----- Supplied records

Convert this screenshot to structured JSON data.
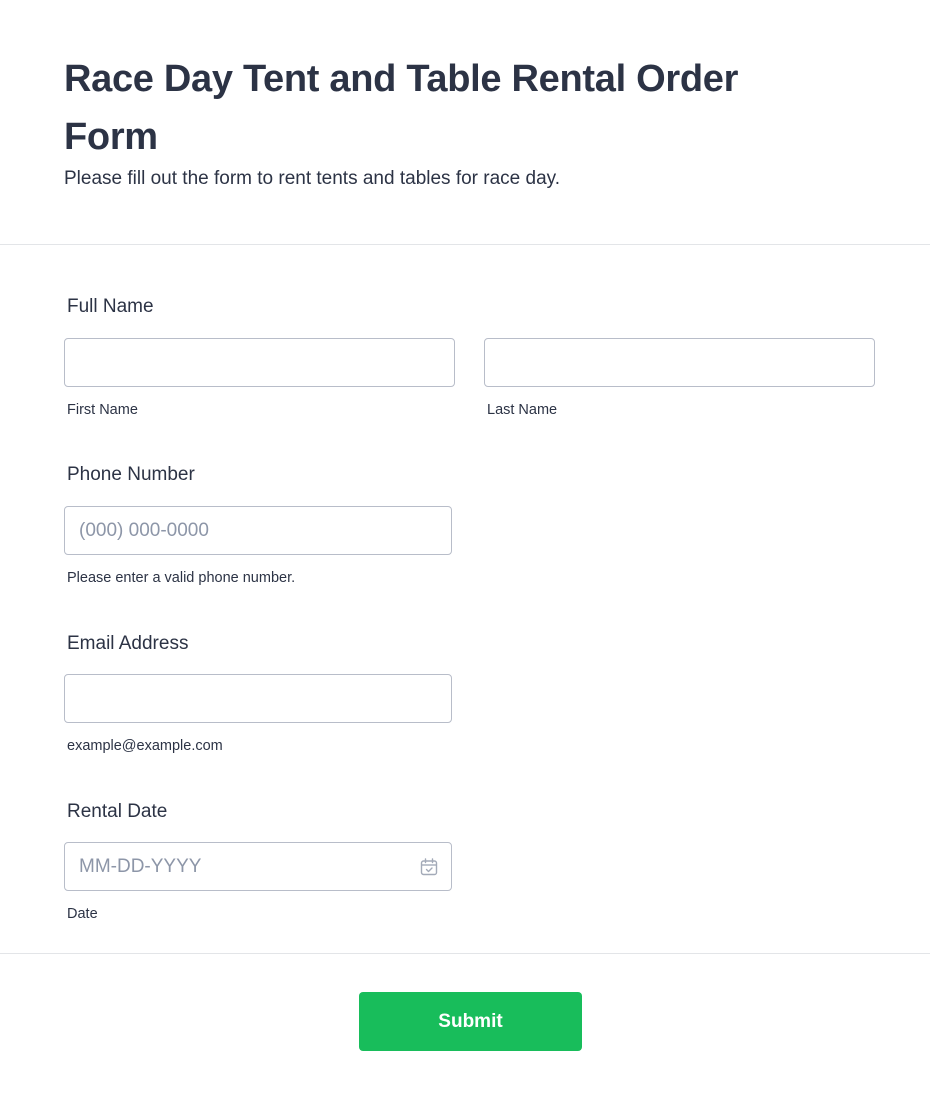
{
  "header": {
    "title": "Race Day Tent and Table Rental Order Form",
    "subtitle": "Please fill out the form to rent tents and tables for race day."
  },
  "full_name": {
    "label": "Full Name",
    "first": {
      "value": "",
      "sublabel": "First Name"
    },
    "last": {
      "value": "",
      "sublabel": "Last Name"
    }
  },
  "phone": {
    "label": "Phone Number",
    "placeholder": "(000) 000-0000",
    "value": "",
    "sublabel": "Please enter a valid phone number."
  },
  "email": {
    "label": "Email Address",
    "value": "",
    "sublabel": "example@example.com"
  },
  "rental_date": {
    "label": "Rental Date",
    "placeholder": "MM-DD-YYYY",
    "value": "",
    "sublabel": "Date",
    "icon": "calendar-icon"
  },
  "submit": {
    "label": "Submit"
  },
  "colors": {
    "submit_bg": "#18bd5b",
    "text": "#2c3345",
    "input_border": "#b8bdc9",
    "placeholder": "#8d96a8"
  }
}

----------

_Set task_
Write the records out again in full, exactly, and skip every picture.

_Exercise response_
Convert this screenshot to structured JSON data.
{
  "header": {
    "title": "Race Day Tent and Table Rental Order Form",
    "subtitle": "Please fill out the form to rent tents and tables for race day."
  },
  "full_name": {
    "label": "Full Name",
    "first": {
      "value": "",
      "sublabel": "First Name"
    },
    "last": {
      "value": "",
      "sublabel": "Last Name"
    }
  },
  "phone": {
    "label": "Phone Number",
    "placeholder": "(000) 000-0000",
    "value": "",
    "sublabel": "Please enter a valid phone number."
  },
  "email": {
    "label": "Email Address",
    "value": "",
    "sublabel": "example@example.com"
  },
  "rental_date": {
    "label": "Rental Date",
    "placeholder": "MM-DD-YYYY",
    "value": "",
    "sublabel": "Date",
    "icon": "calendar-icon"
  },
  "submit": {
    "label": "Submit"
  },
  "colors": {
    "submit_bg": "#18bd5b",
    "text": "#2c3345",
    "input_border": "#b8bdc9",
    "placeholder": "#8d96a8"
  }
}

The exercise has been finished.